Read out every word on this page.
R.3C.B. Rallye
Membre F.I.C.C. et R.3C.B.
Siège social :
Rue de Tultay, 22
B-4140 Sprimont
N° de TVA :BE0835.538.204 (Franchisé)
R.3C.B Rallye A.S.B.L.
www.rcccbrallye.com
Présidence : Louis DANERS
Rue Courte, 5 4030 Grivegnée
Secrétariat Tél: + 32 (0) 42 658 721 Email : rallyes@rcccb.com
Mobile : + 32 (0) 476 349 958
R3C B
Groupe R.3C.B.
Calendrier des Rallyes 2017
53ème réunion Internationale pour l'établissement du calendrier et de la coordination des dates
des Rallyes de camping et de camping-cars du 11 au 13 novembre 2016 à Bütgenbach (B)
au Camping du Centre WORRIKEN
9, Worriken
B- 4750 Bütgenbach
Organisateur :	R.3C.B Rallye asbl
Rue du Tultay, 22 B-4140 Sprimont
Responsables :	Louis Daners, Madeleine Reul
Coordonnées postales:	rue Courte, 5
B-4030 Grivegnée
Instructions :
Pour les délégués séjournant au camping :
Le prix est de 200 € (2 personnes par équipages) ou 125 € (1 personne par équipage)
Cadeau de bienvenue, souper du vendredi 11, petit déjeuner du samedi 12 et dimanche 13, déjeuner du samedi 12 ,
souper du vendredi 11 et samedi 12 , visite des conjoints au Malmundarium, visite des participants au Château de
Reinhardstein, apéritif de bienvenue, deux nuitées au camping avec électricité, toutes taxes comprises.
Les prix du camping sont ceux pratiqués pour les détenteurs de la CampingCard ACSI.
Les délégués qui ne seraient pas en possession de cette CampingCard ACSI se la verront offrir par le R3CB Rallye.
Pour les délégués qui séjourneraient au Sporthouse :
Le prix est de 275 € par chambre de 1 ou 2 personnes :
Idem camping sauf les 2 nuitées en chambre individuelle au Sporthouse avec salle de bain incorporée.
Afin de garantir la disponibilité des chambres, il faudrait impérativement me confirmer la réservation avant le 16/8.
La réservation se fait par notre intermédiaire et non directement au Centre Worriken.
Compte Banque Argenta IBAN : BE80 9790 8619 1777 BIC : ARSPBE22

· · · · ·

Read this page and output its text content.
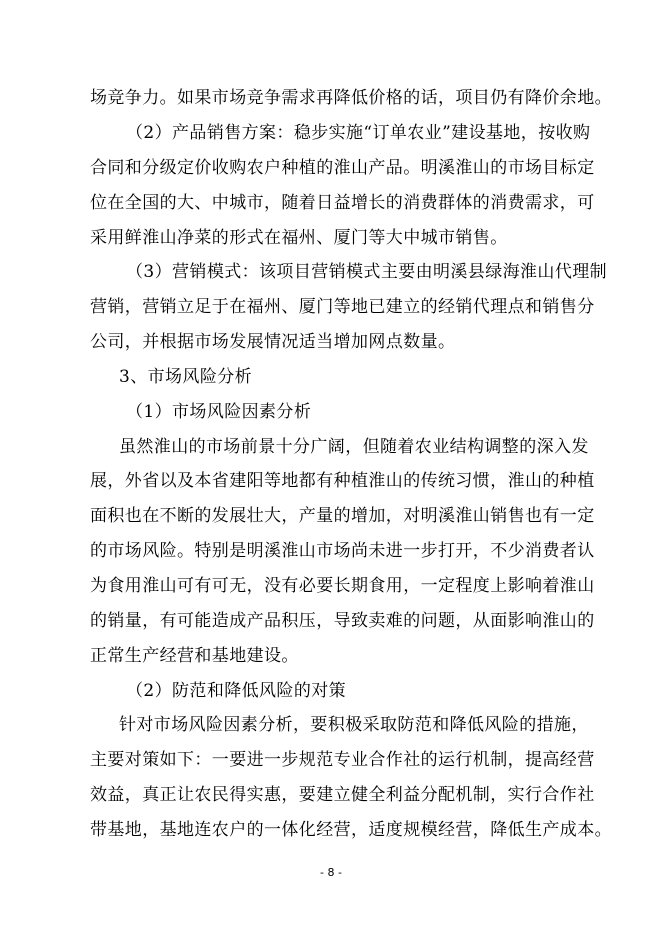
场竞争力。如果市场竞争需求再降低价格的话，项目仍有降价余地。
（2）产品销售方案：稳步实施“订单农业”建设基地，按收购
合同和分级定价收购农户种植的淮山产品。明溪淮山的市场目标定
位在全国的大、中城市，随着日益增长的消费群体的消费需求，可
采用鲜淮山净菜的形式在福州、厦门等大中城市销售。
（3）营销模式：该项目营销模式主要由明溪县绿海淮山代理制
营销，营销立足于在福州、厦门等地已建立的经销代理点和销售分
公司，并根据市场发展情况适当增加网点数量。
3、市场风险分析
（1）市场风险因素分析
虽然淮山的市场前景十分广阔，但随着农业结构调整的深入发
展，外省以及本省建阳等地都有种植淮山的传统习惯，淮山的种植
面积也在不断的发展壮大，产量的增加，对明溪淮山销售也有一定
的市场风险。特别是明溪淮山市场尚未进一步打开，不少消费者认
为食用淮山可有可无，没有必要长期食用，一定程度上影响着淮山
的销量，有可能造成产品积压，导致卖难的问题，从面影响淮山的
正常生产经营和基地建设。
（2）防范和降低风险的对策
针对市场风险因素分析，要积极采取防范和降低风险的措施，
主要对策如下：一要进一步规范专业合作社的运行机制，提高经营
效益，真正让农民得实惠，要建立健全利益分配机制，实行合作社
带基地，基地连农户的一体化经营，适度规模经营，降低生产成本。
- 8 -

· · · · ·

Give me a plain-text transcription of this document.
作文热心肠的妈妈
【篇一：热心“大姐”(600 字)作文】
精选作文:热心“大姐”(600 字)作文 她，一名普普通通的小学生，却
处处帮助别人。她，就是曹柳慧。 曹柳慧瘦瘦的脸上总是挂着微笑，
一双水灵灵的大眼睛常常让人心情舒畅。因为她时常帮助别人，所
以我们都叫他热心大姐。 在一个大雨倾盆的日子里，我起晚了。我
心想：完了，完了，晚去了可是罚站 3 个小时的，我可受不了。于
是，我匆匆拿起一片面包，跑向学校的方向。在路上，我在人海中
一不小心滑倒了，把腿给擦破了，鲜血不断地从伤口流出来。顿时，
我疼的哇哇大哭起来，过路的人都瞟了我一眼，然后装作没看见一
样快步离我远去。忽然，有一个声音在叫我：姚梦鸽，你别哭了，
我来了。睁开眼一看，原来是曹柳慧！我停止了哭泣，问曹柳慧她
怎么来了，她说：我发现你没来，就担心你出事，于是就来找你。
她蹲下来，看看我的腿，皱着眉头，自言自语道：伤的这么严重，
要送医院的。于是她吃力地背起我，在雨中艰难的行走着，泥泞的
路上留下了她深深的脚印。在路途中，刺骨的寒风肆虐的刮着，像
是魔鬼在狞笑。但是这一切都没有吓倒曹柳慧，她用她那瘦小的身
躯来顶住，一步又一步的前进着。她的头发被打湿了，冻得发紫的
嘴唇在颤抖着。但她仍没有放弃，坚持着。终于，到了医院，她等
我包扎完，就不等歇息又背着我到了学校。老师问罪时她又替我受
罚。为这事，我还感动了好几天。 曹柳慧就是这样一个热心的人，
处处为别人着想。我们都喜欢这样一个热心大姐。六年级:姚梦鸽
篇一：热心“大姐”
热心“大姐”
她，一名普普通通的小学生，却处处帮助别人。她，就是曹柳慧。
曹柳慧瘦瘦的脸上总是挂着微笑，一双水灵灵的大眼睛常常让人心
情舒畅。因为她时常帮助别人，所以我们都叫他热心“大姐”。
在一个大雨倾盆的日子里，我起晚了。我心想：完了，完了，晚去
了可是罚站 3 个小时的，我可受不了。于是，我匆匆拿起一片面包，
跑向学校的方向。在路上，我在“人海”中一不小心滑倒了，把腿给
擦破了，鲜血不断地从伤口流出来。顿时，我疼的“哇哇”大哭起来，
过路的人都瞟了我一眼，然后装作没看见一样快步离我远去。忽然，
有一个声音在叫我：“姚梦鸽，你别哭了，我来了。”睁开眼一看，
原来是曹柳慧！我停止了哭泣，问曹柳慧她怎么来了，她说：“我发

· · · · ·

## Work to do
Which lines hold the string "bienvenue"? Copy all of them from the data above.

## Correct answer
Cadeau de bienvenue, souper du vendredi 11, petit déjeuner du samedi 12 et dimanche 13, déjeuner du samedi 12 ,
Reinhardstein, apéritif de bienvenue, deux nuitées au camping avec électricité, toutes taxes comprises.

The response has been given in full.